## start Data excerpts

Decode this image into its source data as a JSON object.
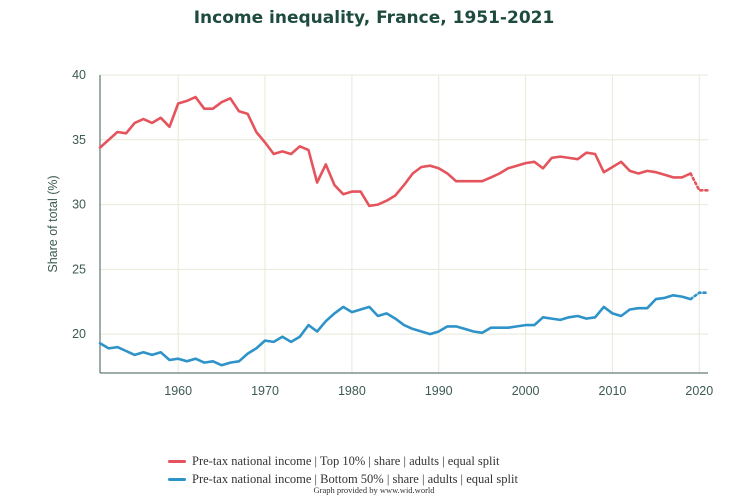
{
  "colors": {
    "top10": "#e5545c",
    "bottom50": "#2e93c8",
    "grid": "#e7e9d8",
    "axis": "#3d5a54"
  },
  "chart_data": {
    "type": "line",
    "title": "Income inequality, France, 1951-2021",
    "xlabel": "",
    "ylabel": "Share of total (%)",
    "xlim": [
      1951,
      2021
    ],
    "ylim": [
      17,
      40
    ],
    "xticks": [
      1960,
      1970,
      1980,
      1990,
      2000,
      2010,
      2020
    ],
    "yticks": [
      20,
      25,
      30,
      35,
      40
    ],
    "grid": true,
    "legend_position": "bottom",
    "dotted_after": 2019,
    "series": [
      {
        "name": "Pre-tax national income | Top 10% | share | adults | equal split",
        "color": "#e5545c",
        "x": [
          1951,
          1952,
          1953,
          1954,
          1955,
          1956,
          1957,
          1958,
          1959,
          1960,
          1961,
          1962,
          1963,
          1964,
          1965,
          1966,
          1967,
          1968,
          1969,
          1970,
          1971,
          1972,
          1973,
          1974,
          1975,
          1976,
          1977,
          1978,
          1979,
          1980,
          1981,
          1982,
          1983,
          1984,
          1985,
          1986,
          1987,
          1988,
          1989,
          1990,
          1991,
          1992,
          1993,
          1994,
          1995,
          1996,
          1997,
          1998,
          1999,
          2000,
          2001,
          2002,
          2003,
          2004,
          2005,
          2006,
          2007,
          2008,
          2009,
          2010,
          2011,
          2012,
          2013,
          2014,
          2015,
          2016,
          2017,
          2018,
          2019,
          2020,
          2021
        ],
        "y": [
          34.4,
          35.0,
          35.6,
          35.5,
          36.3,
          36.6,
          36.3,
          36.7,
          36.0,
          37.8,
          38.0,
          38.3,
          37.4,
          37.4,
          37.9,
          38.2,
          37.2,
          37.0,
          35.6,
          34.8,
          33.9,
          34.1,
          33.9,
          34.5,
          34.2,
          31.7,
          33.1,
          31.5,
          30.8,
          31.0,
          31.0,
          29.9,
          30.0,
          30.3,
          30.7,
          31.5,
          32.4,
          32.9,
          33.0,
          32.8,
          32.4,
          31.8,
          31.8,
          31.8,
          31.8,
          32.1,
          32.4,
          32.8,
          33.0,
          33.2,
          33.3,
          32.8,
          33.6,
          33.7,
          33.6,
          33.5,
          34.0,
          33.9,
          32.5,
          32.9,
          33.3,
          32.6,
          32.4,
          32.6,
          32.5,
          32.3,
          32.1,
          32.1,
          32.4,
          31.1,
          31.1
        ]
      },
      {
        "name": "Pre-tax national income | Bottom 50% | share | adults | equal split",
        "color": "#2e93c8",
        "x": [
          1951,
          1952,
          1953,
          1954,
          1955,
          1956,
          1957,
          1958,
          1959,
          1960,
          1961,
          1962,
          1963,
          1964,
          1965,
          1966,
          1967,
          1968,
          1969,
          1970,
          1971,
          1972,
          1973,
          1974,
          1975,
          1976,
          1977,
          1978,
          1979,
          1980,
          1981,
          1982,
          1983,
          1984,
          1985,
          1986,
          1987,
          1988,
          1989,
          1990,
          1991,
          1992,
          1993,
          1994,
          1995,
          1996,
          1997,
          1998,
          1999,
          2000,
          2001,
          2002,
          2003,
          2004,
          2005,
          2006,
          2007,
          2008,
          2009,
          2010,
          2011,
          2012,
          2013,
          2014,
          2015,
          2016,
          2017,
          2018,
          2019,
          2020,
          2021
        ],
        "y": [
          19.3,
          18.9,
          19.0,
          18.7,
          18.4,
          18.6,
          18.4,
          18.6,
          18.0,
          18.1,
          17.9,
          18.1,
          17.8,
          17.9,
          17.6,
          17.8,
          17.9,
          18.5,
          18.9,
          19.5,
          19.4,
          19.8,
          19.4,
          19.8,
          20.7,
          20.2,
          21.0,
          21.6,
          22.1,
          21.7,
          21.9,
          22.1,
          21.4,
          21.6,
          21.2,
          20.7,
          20.4,
          20.2,
          20.0,
          20.2,
          20.6,
          20.6,
          20.4,
          20.2,
          20.1,
          20.5,
          20.5,
          20.5,
          20.6,
          20.7,
          20.7,
          21.3,
          21.2,
          21.1,
          21.3,
          21.4,
          21.2,
          21.3,
          22.1,
          21.6,
          21.4,
          21.9,
          22.0,
          22.0,
          22.7,
          22.8,
          23.0,
          22.9,
          22.7,
          23.2,
          23.2
        ]
      }
    ],
    "credit": "Graph provided by www.wid.world"
  }
}
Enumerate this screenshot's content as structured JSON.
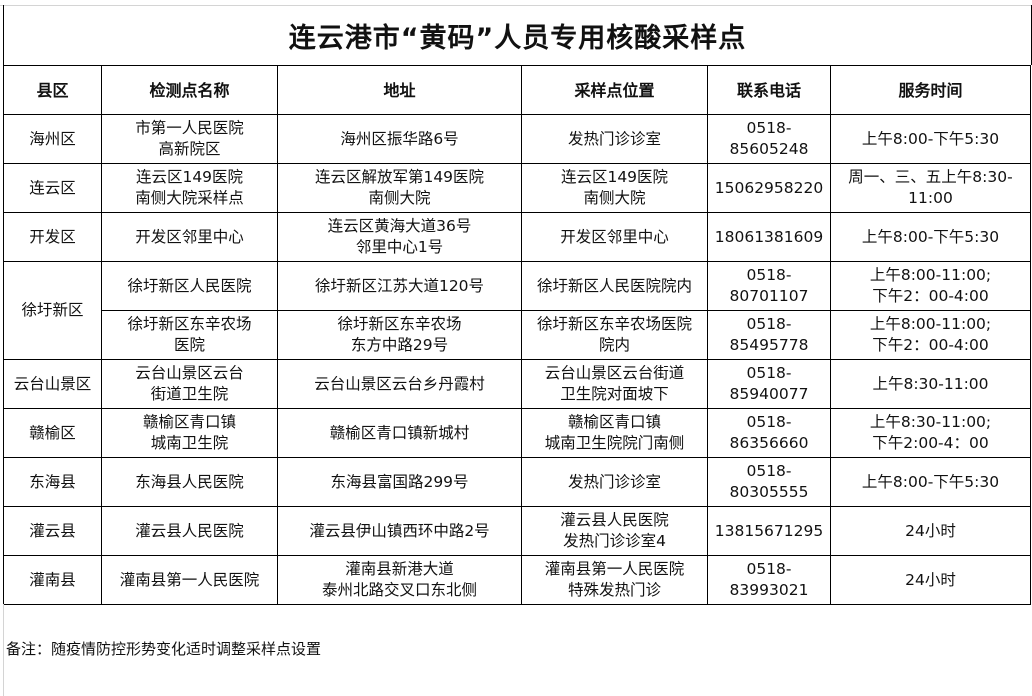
{
  "title": "连云港市“黄码”人员专用核酸采样点",
  "headers": [
    "县区",
    "检测点名称",
    "地址",
    "采样点位置",
    "联系电话",
    "服务时间"
  ],
  "rows": [
    {
      "county": "海州区",
      "name": "市第一人民医院\n高新院区",
      "address": "海州区振华路6号",
      "location": "发热门诊诊室",
      "phone": "0518-\n85605248",
      "hours": "上午8:00-下午5:30"
    },
    {
      "county": "连云区",
      "name": "连云区149医院\n南侧大院采样点",
      "address": "连云区解放军第149医院\n南侧大院",
      "location": "连云区149医院\n南侧大院",
      "phone": "15062958220",
      "hours": "周一、三、五上午8:30-\n11:00"
    },
    {
      "county": "开发区",
      "name": "开发区邻里中心",
      "address": "连云区黄海大道36号\n邻里中心1号",
      "location": "开发区邻里中心",
      "phone": "18061381609",
      "hours": "上午8:00-下午5:30"
    },
    {
      "county": "徐圩新区",
      "name": "徐圩新区人民医院",
      "address": "徐圩新区江苏大道120号",
      "location": "徐圩新区人民医院院内",
      "phone": "0518-\n80701107",
      "hours": "上午8:00-11:00;\n下午2：00-4:00"
    },
    {
      "county": "",
      "name": "徐圩新区东辛农场\n医院",
      "address": "徐圩新区东辛农场\n东方中路29号",
      "location": "徐圩新区东辛农场医院\n院内",
      "phone": "0518-\n85495778",
      "hours": "上午8:00-11:00;\n下午2：00-4:00"
    },
    {
      "county": "云台山景区",
      "name": "云台山景区云台\n街道卫生院",
      "address": "云台山景区云台乡丹霞村",
      "location": "云台山景区云台街道\n卫生院对面坡下",
      "phone": "0518-\n85940077",
      "hours": "上午8:30-11:00"
    },
    {
      "county": "赣榆区",
      "name": "赣榆区青口镇\n城南卫生院",
      "address": "赣榆区青口镇新城村",
      "location": "赣榆区青口镇\n城南卫生院院门南侧",
      "phone": "0518-\n86356660",
      "hours": "上午8:30-11:00;\n下午2:00-4：00"
    },
    {
      "county": "东海县",
      "name": "东海县人民医院",
      "address": "东海县富国路299号",
      "location": "发热门诊诊室",
      "phone": "0518-\n80305555",
      "hours": "上午8:00-下午5:30"
    },
    {
      "county": "灌云县",
      "name": "灌云县人民医院",
      "address": "灌云县伊山镇西环中路2号",
      "location": "灌云县人民医院\n发热门诊诊室4",
      "phone": "13815671295",
      "hours": "24小时"
    },
    {
      "county": "灌南县",
      "name": "灌南县第一人民医院",
      "address": "灌南县新港大道\n泰州北路交叉口东北侧",
      "location": "灌南县第一人民医院\n特殊发热门诊",
      "phone": "0518-\n83993021",
      "hours": "24小时"
    }
  ],
  "note": "备注：随疫情防控形势变化适时调整采样点设置"
}
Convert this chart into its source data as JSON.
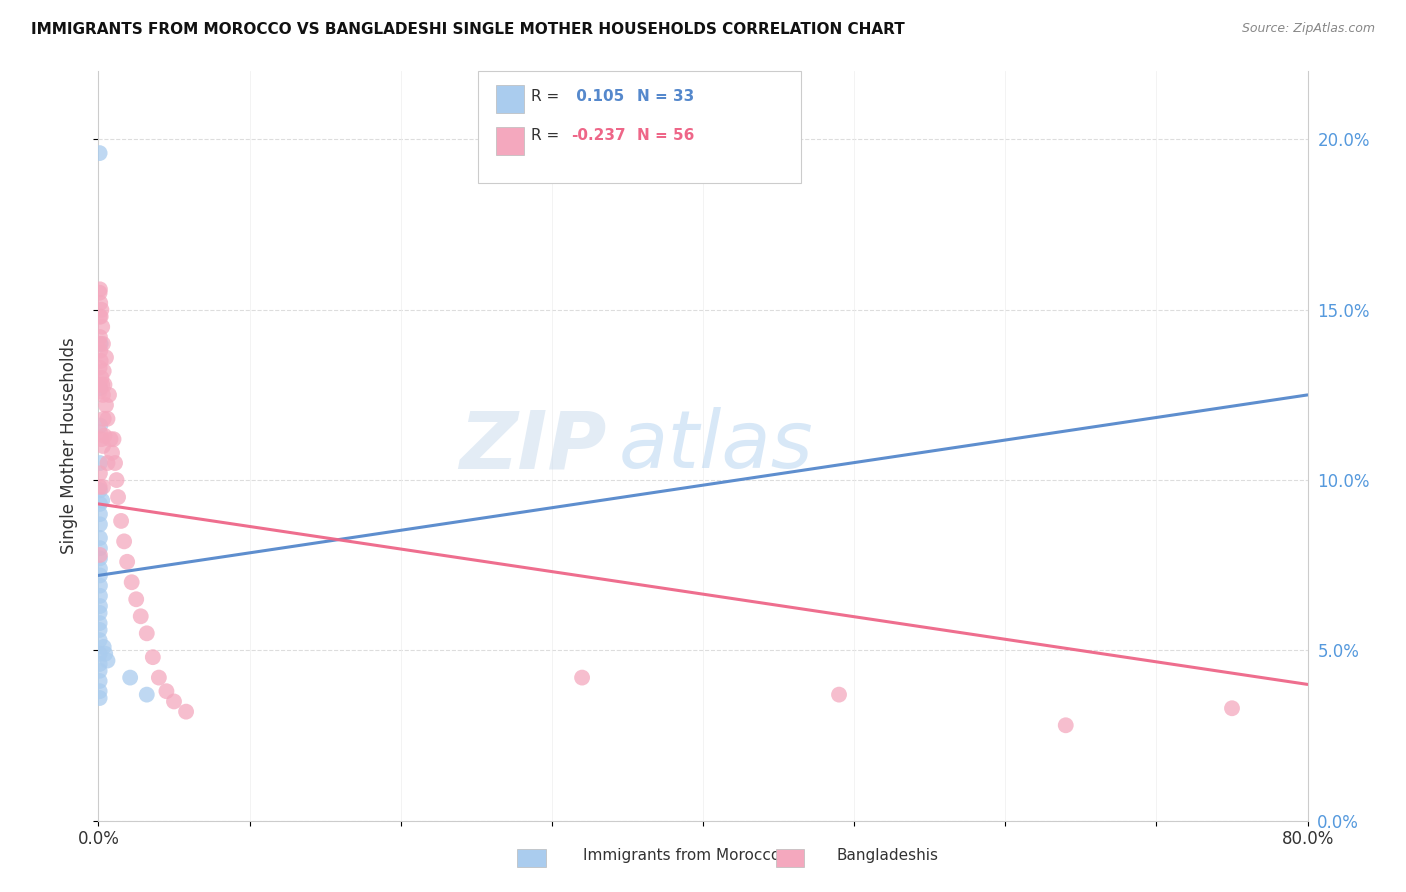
{
  "title": "IMMIGRANTS FROM MOROCCO VS BANGLADESHI SINGLE MOTHER HOUSEHOLDS CORRELATION CHART",
  "source": "Source: ZipAtlas.com",
  "xlabel_blue": "Immigrants from Morocco",
  "xlabel_pink": "Bangladeshis",
  "ylabel": "Single Mother Households",
  "r_blue": 0.105,
  "n_blue": 33,
  "r_pink": -0.237,
  "n_pink": 56,
  "blue_color": "#aaccee",
  "pink_color": "#f4a8be",
  "blue_line_color": "#5588cc",
  "pink_line_color": "#ee6688",
  "watermark_zip": "ZIP",
  "watermark_atlas": "atlas",
  "xmin": 0.0,
  "xmax": 0.8,
  "ymin": 0.0,
  "ymax": 0.22,
  "blue_scatter_x": [
    0.0008,
    0.0015,
    0.001,
    0.0012,
    0.001,
    0.001,
    0.001,
    0.001,
    0.001,
    0.001,
    0.001,
    0.001,
    0.001,
    0.001,
    0.001,
    0.001,
    0.001,
    0.0008,
    0.0008,
    0.0008,
    0.0008,
    0.0008,
    0.0008,
    0.0008,
    0.0008,
    0.0008,
    0.0008,
    0.0025,
    0.0035,
    0.0045,
    0.006,
    0.021,
    0.032
  ],
  "blue_scatter_y": [
    0.196,
    0.14,
    0.127,
    0.116,
    0.105,
    0.097,
    0.093,
    0.09,
    0.087,
    0.083,
    0.08,
    0.077,
    0.074,
    0.072,
    0.069,
    0.066,
    0.063,
    0.061,
    0.058,
    0.056,
    0.053,
    0.049,
    0.046,
    0.044,
    0.041,
    0.038,
    0.036,
    0.094,
    0.051,
    0.049,
    0.047,
    0.042,
    0.037
  ],
  "pink_scatter_x": [
    0.0008,
    0.0008,
    0.0008,
    0.0008,
    0.0008,
    0.0008,
    0.001,
    0.001,
    0.001,
    0.001,
    0.001,
    0.001,
    0.0012,
    0.0012,
    0.0015,
    0.0015,
    0.002,
    0.002,
    0.002,
    0.0025,
    0.0025,
    0.003,
    0.003,
    0.003,
    0.003,
    0.0035,
    0.0035,
    0.004,
    0.004,
    0.005,
    0.005,
    0.006,
    0.006,
    0.007,
    0.008,
    0.009,
    0.01,
    0.011,
    0.012,
    0.013,
    0.015,
    0.017,
    0.019,
    0.022,
    0.025,
    0.028,
    0.032,
    0.036,
    0.04,
    0.045,
    0.05,
    0.058,
    0.32,
    0.49,
    0.64,
    0.75
  ],
  "pink_scatter_y": [
    0.155,
    0.148,
    0.14,
    0.133,
    0.126,
    0.098,
    0.156,
    0.142,
    0.128,
    0.114,
    0.102,
    0.078,
    0.152,
    0.138,
    0.148,
    0.135,
    0.15,
    0.13,
    0.112,
    0.145,
    0.128,
    0.14,
    0.125,
    0.11,
    0.098,
    0.132,
    0.118,
    0.128,
    0.113,
    0.136,
    0.122,
    0.118,
    0.105,
    0.125,
    0.112,
    0.108,
    0.112,
    0.105,
    0.1,
    0.095,
    0.088,
    0.082,
    0.076,
    0.07,
    0.065,
    0.06,
    0.055,
    0.048,
    0.042,
    0.038,
    0.035,
    0.032,
    0.042,
    0.037,
    0.028,
    0.033
  ],
  "blue_line_x": [
    0.0,
    0.8
  ],
  "blue_line_y": [
    0.072,
    0.125
  ],
  "pink_line_x": [
    0.0,
    0.8
  ],
  "pink_line_y": [
    0.093,
    0.04
  ],
  "yticks": [
    0.0,
    0.05,
    0.1,
    0.15,
    0.2
  ],
  "ytick_labels": [
    "0.0%",
    "5.0%",
    "10.0%",
    "15.0%",
    "20.0%"
  ],
  "xtick_labels": [
    "0.0%",
    "",
    "",
    "",
    "",
    "",
    "",
    "",
    "80.0%"
  ],
  "xtick_vals": [
    0.0,
    0.1,
    0.2,
    0.3,
    0.4,
    0.5,
    0.6,
    0.7,
    0.8
  ]
}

## end Data excerpts

- _Problem to work on_:
The answer should be a single number: the count of lines in the data that include the string "split".

- _Reply_:
2